• _What needs to be done_
Write the data below out exactly as it stands. Do not include the pictures.

[START OF Record set]

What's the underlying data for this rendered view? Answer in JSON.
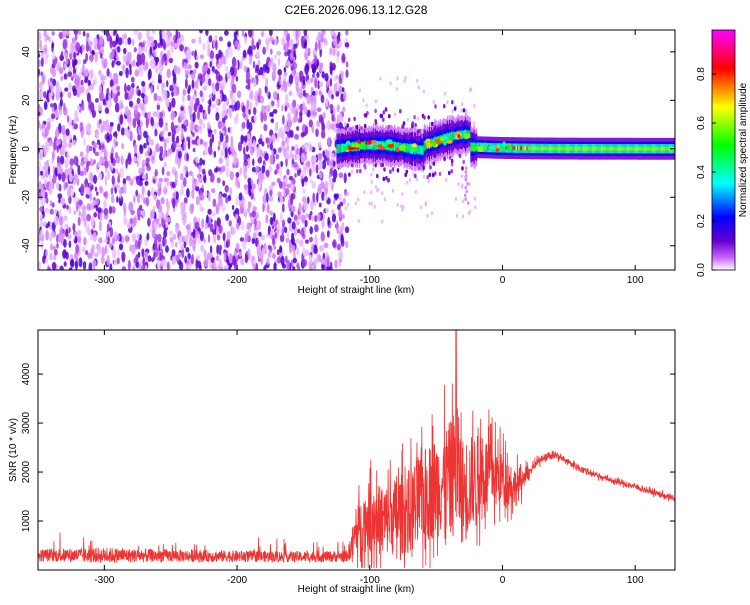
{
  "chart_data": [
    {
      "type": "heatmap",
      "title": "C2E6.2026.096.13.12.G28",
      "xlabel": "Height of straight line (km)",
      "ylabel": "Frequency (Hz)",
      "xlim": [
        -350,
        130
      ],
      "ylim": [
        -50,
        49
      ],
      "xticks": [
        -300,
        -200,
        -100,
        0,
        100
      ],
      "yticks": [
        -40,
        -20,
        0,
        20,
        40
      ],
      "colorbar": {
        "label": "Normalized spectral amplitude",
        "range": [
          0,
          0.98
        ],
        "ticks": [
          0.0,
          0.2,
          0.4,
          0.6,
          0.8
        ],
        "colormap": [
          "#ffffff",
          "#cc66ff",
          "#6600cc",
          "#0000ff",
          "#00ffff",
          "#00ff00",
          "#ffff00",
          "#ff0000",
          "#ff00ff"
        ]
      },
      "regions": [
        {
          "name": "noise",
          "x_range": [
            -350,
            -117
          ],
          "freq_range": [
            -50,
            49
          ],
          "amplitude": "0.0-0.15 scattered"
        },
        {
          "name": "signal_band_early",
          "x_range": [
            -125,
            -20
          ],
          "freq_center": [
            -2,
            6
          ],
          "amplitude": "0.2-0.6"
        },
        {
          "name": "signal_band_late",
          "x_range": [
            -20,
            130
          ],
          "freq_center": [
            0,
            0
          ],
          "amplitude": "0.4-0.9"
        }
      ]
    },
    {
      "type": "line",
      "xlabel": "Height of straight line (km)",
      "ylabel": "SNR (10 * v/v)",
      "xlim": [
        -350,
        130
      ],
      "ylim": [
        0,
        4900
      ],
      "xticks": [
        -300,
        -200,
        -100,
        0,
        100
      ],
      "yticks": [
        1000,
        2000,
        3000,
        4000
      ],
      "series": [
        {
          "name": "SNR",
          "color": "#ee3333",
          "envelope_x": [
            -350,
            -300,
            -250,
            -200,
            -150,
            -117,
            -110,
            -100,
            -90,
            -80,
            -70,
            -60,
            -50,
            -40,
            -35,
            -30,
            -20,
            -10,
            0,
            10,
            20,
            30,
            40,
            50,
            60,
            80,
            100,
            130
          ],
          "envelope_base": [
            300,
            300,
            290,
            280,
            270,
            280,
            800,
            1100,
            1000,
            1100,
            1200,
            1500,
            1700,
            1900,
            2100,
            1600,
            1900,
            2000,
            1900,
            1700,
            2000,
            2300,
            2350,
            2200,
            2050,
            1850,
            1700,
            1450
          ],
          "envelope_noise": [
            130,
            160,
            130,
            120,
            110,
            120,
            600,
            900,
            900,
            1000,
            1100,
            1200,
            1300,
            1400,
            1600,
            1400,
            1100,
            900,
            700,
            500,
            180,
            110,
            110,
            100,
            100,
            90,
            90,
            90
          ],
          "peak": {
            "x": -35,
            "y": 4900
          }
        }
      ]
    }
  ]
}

[END OF Record set]

• _Expected output_
What's the underlying data for this rendered view? Answer in JSON.
{
  "chart_data": [
    {
      "type": "heatmap",
      "title": "C2E6.2026.096.13.12.G28",
      "xlabel": "Height of straight line (km)",
      "ylabel": "Frequency (Hz)",
      "xlim": [
        -350,
        130
      ],
      "ylim": [
        -50,
        49
      ],
      "xticks": [
        -300,
        -200,
        -100,
        0,
        100
      ],
      "yticks": [
        -40,
        -20,
        0,
        20,
        40
      ],
      "colorbar": {
        "label": "Normalized spectral amplitude",
        "range": [
          0,
          0.98
        ],
        "ticks": [
          0.0,
          0.2,
          0.4,
          0.6,
          0.8
        ],
        "colormap": [
          "#ffffff",
          "#cc66ff",
          "#6600cc",
          "#0000ff",
          "#00ffff",
          "#00ff00",
          "#ffff00",
          "#ff0000",
          "#ff00ff"
        ]
      },
      "regions": [
        {
          "name": "noise",
          "x_range": [
            -350,
            -117
          ],
          "freq_range": [
            -50,
            49
          ],
          "amplitude": "0.0-0.15 scattered"
        },
        {
          "name": "signal_band_early",
          "x_range": [
            -125,
            -20
          ],
          "freq_center": [
            -2,
            6
          ],
          "amplitude": "0.2-0.6"
        },
        {
          "name": "signal_band_late",
          "x_range": [
            -20,
            130
          ],
          "freq_center": [
            0,
            0
          ],
          "amplitude": "0.4-0.9"
        }
      ]
    },
    {
      "type": "line",
      "xlabel": "Height of straight line (km)",
      "ylabel": "SNR (10 * v/v)",
      "xlim": [
        -350,
        130
      ],
      "ylim": [
        0,
        4900
      ],
      "xticks": [
        -300,
        -200,
        -100,
        0,
        100
      ],
      "yticks": [
        1000,
        2000,
        3000,
        4000
      ],
      "series": [
        {
          "name": "SNR",
          "color": "#ee3333",
          "envelope_x": [
            -350,
            -300,
            -250,
            -200,
            -150,
            -117,
            -110,
            -100,
            -90,
            -80,
            -70,
            -60,
            -50,
            -40,
            -35,
            -30,
            -20,
            -10,
            0,
            10,
            20,
            30,
            40,
            50,
            60,
            80,
            100,
            130
          ],
          "envelope_base": [
            300,
            300,
            290,
            280,
            270,
            280,
            800,
            1100,
            1000,
            1100,
            1200,
            1500,
            1700,
            1900,
            2100,
            1600,
            1900,
            2000,
            1900,
            1700,
            2000,
            2300,
            2350,
            2200,
            2050,
            1850,
            1700,
            1450
          ],
          "envelope_noise": [
            130,
            160,
            130,
            120,
            110,
            120,
            600,
            900,
            900,
            1000,
            1100,
            1200,
            1300,
            1400,
            1600,
            1400,
            1100,
            900,
            700,
            500,
            180,
            110,
            110,
            100,
            100,
            90,
            90,
            90
          ],
          "peak": {
            "x": -35,
            "y": 4900
          }
        }
      ]
    }
  ]
}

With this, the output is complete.